> _REQUIREMENT_
Search the material for "Αναζήτηση" and show all lines that contain it.

> _DATA SUPPLIED_
▼▼▼

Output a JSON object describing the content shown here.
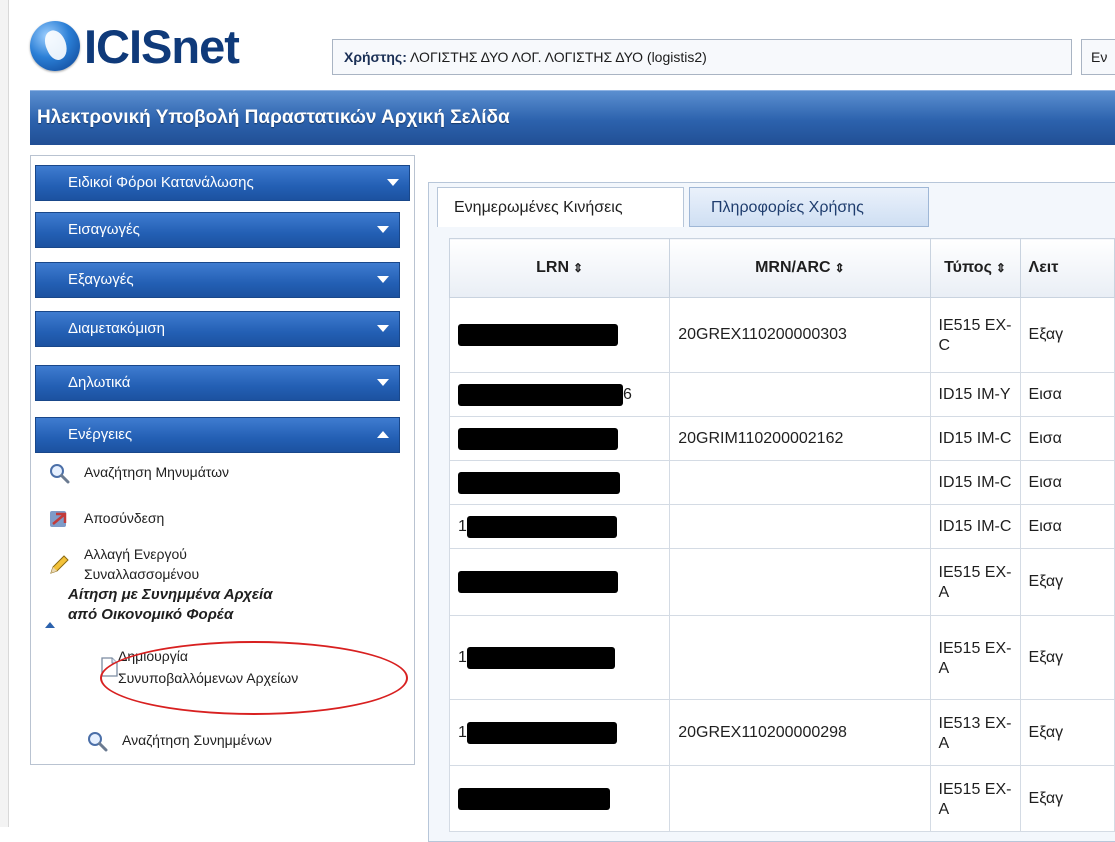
{
  "app": {
    "logo": "ICISnet"
  },
  "header": {
    "user_label": "Χρήστης:",
    "user_value": "ΛΟΓΙΣΤΗΣ ΔΥΟ ΛΟΓ. ΛΟΓΙΣΤΗΣ ΔΥΟ (logistis2)",
    "side_box": "Εν"
  },
  "title": "Ηλεκτρονική Υποβολή Παραστατικών Αρχική Σελίδα",
  "sidebar": {
    "menus": [
      {
        "label": "Ειδικοί Φόροι Κατανάλωσης",
        "expanded": false
      },
      {
        "label": "Εισαγωγές",
        "expanded": false
      },
      {
        "label": "Εξαγωγές",
        "expanded": false
      },
      {
        "label": "Διαμετακόμιση",
        "expanded": false
      },
      {
        "label": "Δηλωτικά",
        "expanded": false
      },
      {
        "label": "Ενέργειες",
        "expanded": true
      }
    ],
    "items": [
      {
        "label": "Αναζήτηση Μηνυμάτων",
        "icon": "magnifier-icon"
      },
      {
        "label": "Αποσύνδεση",
        "icon": "logout-icon"
      },
      {
        "label_line1": "Αλλαγή Ενεργού",
        "label_line2": "Συναλλασσομένου",
        "icon": "pencil-icon"
      }
    ],
    "subsection": {
      "line1": "Αίτηση με Συνημμένα Αρχεία",
      "line2": "από Οικονομικό Φορέα"
    },
    "subitems": [
      {
        "label_line1": "Δημιουργία",
        "label_line2": "Συνυποβαλλόμενων Αρχείων",
        "icon": "document-icon"
      },
      {
        "label": "Αναζήτηση Συνημμένων",
        "icon": "magnifier-icon"
      }
    ],
    "highlight_color": "#d82020"
  },
  "tabs": [
    {
      "label": "Ενημερωμένες Κινήσεις",
      "active": true
    },
    {
      "label": "Πληροφορίες Χρήσης",
      "active": false
    }
  ],
  "table": {
    "headers": [
      "LRN",
      "MRN/ARC",
      "Τύπος",
      "Λειτ"
    ],
    "sort_glyph": "⇕",
    "rows": [
      {
        "lrn_visible": "",
        "mrn": "20GREX110200000303",
        "type_line1": "IE515 EX-",
        "type_line2": "C",
        "dir": "Εξαγ"
      },
      {
        "lrn_visible": "6",
        "mrn": "",
        "type_line1": "ID15 IM-Y",
        "type_line2": "",
        "dir": "Εισα"
      },
      {
        "lrn_visible": "",
        "mrn": "20GRIM110200002162",
        "type_line1": "ID15 IM-C",
        "type_line2": "",
        "dir": "Εισα"
      },
      {
        "lrn_visible": "",
        "mrn": "",
        "type_line1": "ID15 IM-C",
        "type_line2": "",
        "dir": "Εισα"
      },
      {
        "lrn_visible": "1",
        "mrn": "",
        "type_line1": "ID15 IM-C",
        "type_line2": "",
        "dir": "Εισα"
      },
      {
        "lrn_visible": "",
        "mrn": "",
        "type_line1": "IE515 EX-",
        "type_line2": "A",
        "dir": "Εξαγ"
      },
      {
        "lrn_visible": "1",
        "mrn": "",
        "type_line1": "IE515 EX-",
        "type_line2": "A",
        "dir": "Εξαγ"
      },
      {
        "lrn_visible": "1",
        "mrn": "20GREX110200000298",
        "type_line1": "IE513 EX-",
        "type_line2": "A",
        "dir": "Εξαγ"
      },
      {
        "lrn_visible": "",
        "mrn": "",
        "type_line1": "IE515 EX-",
        "type_line2": "A",
        "dir": "Εξαγ"
      }
    ]
  }
}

▲▲▲

> _EXERCISE SOLUTION_
        "label": "Αναζήτηση Μηνυμάτων",
        "label": "Αναζήτηση Συνημμένων",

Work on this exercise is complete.